-- Data follows --

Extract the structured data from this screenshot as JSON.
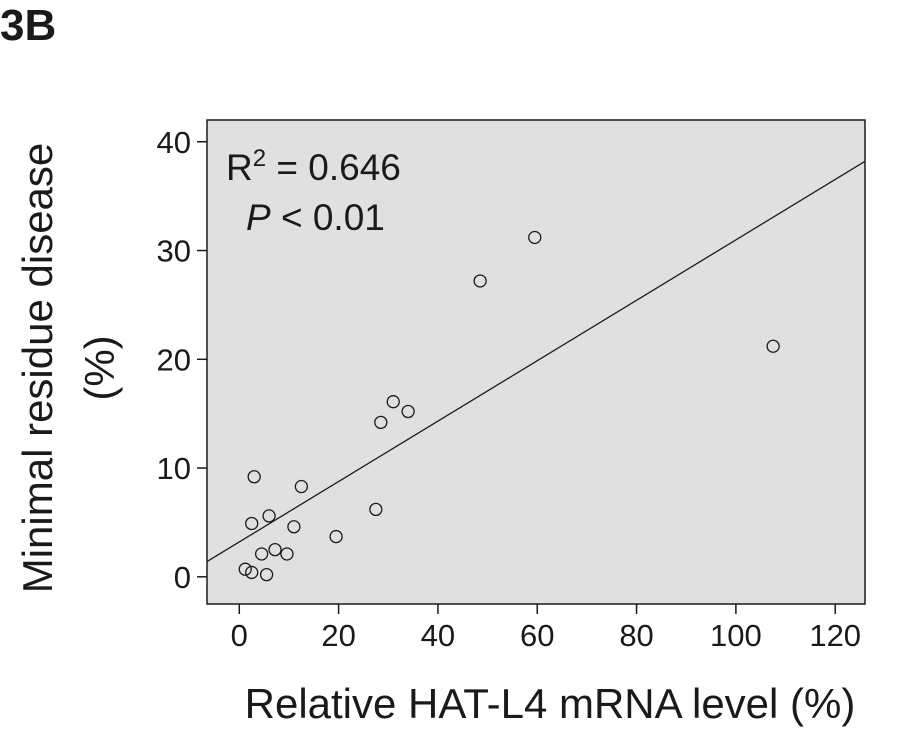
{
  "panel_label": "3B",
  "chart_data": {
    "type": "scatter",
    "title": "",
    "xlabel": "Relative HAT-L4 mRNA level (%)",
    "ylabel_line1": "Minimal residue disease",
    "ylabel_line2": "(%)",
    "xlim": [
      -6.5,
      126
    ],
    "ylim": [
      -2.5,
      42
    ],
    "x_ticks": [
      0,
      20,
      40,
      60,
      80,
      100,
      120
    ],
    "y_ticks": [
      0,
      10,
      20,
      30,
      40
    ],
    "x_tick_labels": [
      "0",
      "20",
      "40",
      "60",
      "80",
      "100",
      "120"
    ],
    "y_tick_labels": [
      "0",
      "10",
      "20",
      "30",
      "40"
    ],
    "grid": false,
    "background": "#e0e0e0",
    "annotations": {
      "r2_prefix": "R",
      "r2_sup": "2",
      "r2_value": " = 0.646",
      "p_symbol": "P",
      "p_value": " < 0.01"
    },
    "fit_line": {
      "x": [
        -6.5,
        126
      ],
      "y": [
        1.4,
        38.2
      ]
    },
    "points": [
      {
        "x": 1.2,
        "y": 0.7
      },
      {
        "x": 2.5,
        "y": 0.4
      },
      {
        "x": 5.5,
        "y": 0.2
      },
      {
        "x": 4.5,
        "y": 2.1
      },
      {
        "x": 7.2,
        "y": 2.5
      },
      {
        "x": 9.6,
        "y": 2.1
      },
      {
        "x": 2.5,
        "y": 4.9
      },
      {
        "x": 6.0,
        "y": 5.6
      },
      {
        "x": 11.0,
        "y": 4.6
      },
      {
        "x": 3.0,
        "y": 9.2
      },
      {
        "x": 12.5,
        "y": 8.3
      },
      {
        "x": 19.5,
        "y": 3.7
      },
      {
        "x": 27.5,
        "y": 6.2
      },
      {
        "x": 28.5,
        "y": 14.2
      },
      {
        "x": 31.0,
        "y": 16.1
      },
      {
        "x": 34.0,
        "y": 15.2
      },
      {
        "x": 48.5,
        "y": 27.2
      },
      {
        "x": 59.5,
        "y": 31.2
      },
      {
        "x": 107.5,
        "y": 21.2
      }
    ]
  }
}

-- Data concluded --
-- Data follows --

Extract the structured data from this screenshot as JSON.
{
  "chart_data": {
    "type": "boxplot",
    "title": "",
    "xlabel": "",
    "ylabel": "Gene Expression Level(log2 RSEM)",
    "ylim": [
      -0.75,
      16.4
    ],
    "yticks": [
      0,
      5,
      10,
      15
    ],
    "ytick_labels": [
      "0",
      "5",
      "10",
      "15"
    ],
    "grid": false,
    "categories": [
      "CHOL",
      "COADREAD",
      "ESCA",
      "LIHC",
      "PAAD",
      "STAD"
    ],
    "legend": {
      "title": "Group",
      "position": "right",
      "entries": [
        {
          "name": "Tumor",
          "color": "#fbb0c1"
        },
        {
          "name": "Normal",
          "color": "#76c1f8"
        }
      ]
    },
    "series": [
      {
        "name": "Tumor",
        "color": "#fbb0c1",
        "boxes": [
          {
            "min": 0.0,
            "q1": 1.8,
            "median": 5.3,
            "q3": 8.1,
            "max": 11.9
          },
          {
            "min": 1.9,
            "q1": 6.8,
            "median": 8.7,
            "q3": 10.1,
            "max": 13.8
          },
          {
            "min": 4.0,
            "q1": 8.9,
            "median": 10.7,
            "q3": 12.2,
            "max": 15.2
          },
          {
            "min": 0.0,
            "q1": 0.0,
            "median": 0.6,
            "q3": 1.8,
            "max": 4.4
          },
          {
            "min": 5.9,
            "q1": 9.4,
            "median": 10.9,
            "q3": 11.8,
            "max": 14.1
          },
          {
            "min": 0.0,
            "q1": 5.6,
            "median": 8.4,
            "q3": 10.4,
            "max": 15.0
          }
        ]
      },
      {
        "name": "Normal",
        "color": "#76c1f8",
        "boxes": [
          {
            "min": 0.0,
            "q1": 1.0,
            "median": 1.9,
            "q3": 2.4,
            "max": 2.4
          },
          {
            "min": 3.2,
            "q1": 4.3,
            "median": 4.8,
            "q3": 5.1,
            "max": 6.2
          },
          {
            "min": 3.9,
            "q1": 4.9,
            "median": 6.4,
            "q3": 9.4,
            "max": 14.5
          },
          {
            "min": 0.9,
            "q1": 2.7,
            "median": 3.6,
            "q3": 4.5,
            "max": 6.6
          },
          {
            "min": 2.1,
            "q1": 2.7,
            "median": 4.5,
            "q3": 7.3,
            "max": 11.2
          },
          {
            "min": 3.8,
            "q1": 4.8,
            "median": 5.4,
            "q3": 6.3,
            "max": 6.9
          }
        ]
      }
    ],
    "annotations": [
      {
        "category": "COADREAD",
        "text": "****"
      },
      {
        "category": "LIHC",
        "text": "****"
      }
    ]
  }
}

-- Data concluded --

Exercise instructions: Count the lines in the records above that contain the word "median", and reply with only that number.

Written solution: 12